(WHAT THIS TASK INVOLVES) Write out the whole listing word for word.

(ENTRIES SHOWN)
┄┄┄┄┄┄┄┄┄┄┄┄┄┄┄┄┄┄┄┄

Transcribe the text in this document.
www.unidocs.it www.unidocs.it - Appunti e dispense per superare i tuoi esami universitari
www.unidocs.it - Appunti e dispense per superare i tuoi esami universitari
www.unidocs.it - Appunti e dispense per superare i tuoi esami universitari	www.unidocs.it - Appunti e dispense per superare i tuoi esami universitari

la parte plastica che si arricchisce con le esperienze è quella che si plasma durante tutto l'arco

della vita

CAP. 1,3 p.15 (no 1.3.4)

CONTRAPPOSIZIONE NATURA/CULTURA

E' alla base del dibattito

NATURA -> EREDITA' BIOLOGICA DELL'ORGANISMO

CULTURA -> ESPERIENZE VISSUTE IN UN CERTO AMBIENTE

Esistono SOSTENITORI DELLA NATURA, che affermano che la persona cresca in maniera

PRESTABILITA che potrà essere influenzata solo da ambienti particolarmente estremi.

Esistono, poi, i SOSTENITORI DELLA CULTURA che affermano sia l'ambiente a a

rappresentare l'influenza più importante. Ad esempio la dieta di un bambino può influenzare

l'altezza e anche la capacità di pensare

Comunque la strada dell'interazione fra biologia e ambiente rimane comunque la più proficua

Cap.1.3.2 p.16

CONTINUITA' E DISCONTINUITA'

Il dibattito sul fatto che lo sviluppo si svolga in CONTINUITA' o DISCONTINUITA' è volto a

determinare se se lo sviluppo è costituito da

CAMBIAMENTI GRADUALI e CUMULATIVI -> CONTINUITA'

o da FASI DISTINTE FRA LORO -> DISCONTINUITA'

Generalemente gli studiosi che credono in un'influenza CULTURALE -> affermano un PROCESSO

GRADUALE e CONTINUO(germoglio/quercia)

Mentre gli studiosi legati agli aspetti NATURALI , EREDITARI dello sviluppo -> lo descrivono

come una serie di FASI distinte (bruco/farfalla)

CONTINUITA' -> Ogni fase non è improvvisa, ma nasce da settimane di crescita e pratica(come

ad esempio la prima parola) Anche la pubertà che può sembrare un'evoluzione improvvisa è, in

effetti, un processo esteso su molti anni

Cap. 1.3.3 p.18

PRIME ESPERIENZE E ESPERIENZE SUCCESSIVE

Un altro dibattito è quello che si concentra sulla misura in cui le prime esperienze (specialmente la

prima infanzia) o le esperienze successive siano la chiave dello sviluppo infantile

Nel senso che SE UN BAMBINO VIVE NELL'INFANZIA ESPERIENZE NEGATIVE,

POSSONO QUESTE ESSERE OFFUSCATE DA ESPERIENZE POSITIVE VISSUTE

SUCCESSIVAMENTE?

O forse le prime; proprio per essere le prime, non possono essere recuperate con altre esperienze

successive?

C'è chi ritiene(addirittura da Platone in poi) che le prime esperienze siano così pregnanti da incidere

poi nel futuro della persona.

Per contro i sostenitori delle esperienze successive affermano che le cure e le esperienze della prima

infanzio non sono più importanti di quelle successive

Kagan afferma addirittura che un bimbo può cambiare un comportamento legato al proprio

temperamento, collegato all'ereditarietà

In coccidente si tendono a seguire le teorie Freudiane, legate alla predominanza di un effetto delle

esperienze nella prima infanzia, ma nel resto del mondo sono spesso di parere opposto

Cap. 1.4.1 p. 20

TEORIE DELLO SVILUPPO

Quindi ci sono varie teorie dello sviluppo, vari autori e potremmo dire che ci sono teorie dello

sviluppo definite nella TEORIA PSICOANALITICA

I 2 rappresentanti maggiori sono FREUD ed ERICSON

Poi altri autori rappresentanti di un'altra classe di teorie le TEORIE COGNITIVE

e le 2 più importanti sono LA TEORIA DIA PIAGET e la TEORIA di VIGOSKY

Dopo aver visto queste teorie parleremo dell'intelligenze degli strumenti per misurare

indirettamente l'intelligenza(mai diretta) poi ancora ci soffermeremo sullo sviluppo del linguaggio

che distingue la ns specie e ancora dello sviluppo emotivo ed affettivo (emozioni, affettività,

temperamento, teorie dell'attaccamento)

┄┄┄┄┄┄┄┄┄┄┄┄┄┄┄┄┄┄┄┄

(FINISHED TASK)
Transcribe the text in this document.
www.unidocs.it www.unidocs.it - Appunti e dispense per superare i tuoi esami universitari
www.unidocs.it - Appunti e dispense per superare i tuoi esami universitari
www.unidocs.it - Appunti e dispense per superare i tuoi esami universitari	www.unidocs.it - Appunti e dispense per superare i tuoi esami universitari

la parte plastica che si arricchisce con le esperienze è quella che si plasma durante tutto l'arco

della vita

CAP. 1,3 p.15 (no 1.3.4)

CONTRAPPOSIZIONE NATURA/CULTURA

E' alla base del dibattito

NATURA -> EREDITA' BIOLOGICA DELL'ORGANISMO

CULTURA -> ESPERIENZE VISSUTE IN UN CERTO AMBIENTE

Esistono SOSTENITORI DELLA NATURA, che affermano che la persona cresca in maniera

PRESTABILITA che potrà essere influenzata solo da ambienti particolarmente estremi.

Esistono, poi, i SOSTENITORI DELLA CULTURA che affermano sia l'ambiente a a

rappresentare l'influenza più importante. Ad esempio la dieta di un bambino può influenzare

l'altezza e anche la capacità di pensare

Comunque la strada dell'interazione fra biologia e ambiente rimane comunque la più proficua

Cap.1.3.2 p.16

CONTINUITA' E DISCONTINUITA'

Il dibattito sul fatto che lo sviluppo si svolga in CONTINUITA' o DISCONTINUITA' è volto a

determinare se se lo sviluppo è costituito da

CAMBIAMENTI GRADUALI e CUMULATIVI -> CONTINUITA'

o da FASI DISTINTE FRA LORO -> DISCONTINUITA'

Generalemente gli studiosi che credono in un'influenza CULTURALE -> affermano un PROCESSO

GRADUALE e CONTINUO(germoglio/quercia)

Mentre gli studiosi legati agli aspetti NATURALI , EREDITARI dello sviluppo -> lo descrivono

come una serie di FASI distinte (bruco/farfalla)

CONTINUITA' -> Ogni fase non è improvvisa, ma nasce da settimane di crescita e pratica(come

ad esempio la prima parola) Anche la pubertà che può sembrare un'evoluzione improvvisa è, in

effetti, un processo esteso su molti anni

Cap. 1.3.3 p.18

PRIME ESPERIENZE E ESPERIENZE SUCCESSIVE

Un altro dibattito è quello che si concentra sulla misura in cui le prime esperienze (specialmente la

prima infanzia) o le esperienze successive siano la chiave dello sviluppo infantile

Nel senso che SE UN BAMBINO VIVE NELL'INFANZIA ESPERIENZE NEGATIVE,

POSSONO QUESTE ESSERE OFFUSCATE DA ESPERIENZE POSITIVE VISSUTE

SUCCESSIVAMENTE?

O forse le prime; proprio per essere le prime, non possono essere recuperate con altre esperienze

successive?

C'è chi ritiene(addirittura da Platone in poi) che le prime esperienze siano così pregnanti da incidere

poi nel futuro della persona.

Per contro i sostenitori delle esperienze successive affermano che le cure e le esperienze della prima

infanzio non sono più importanti di quelle successive

Kagan afferma addirittura che un bimbo può cambiare un comportamento legato al proprio

temperamento, collegato all'ereditarietà

In coccidente si tendono a seguire le teorie Freudiane, legate alla predominanza di un effetto delle

esperienze nella prima infanzia, ma nel resto del mondo sono spesso di parere opposto

Cap. 1.4.1 p. 20

TEORIE DELLO SVILUPPO

Quindi ci sono varie teorie dello sviluppo, vari autori e potremmo dire che ci sono teorie dello

sviluppo definite nella TEORIA PSICOANALITICA

I 2 rappresentanti maggiori sono FREUD ed ERICSON

Poi altri autori rappresentanti di un'altra classe di teorie le TEORIE COGNITIVE

e le 2 più importanti sono LA TEORIA DIA PIAGET e la TEORIA di VIGOSKY

Dopo aver visto queste teorie parleremo dell'intelligenze degli strumenti per misurare

indirettamente l'intelligenza(mai diretta) poi ancora ci soffermeremo sullo sviluppo del linguaggio

che distingue la ns specie e ancora dello sviluppo emotivo ed affettivo (emozioni, affettività,

temperamento, teorie dell'attaccamento)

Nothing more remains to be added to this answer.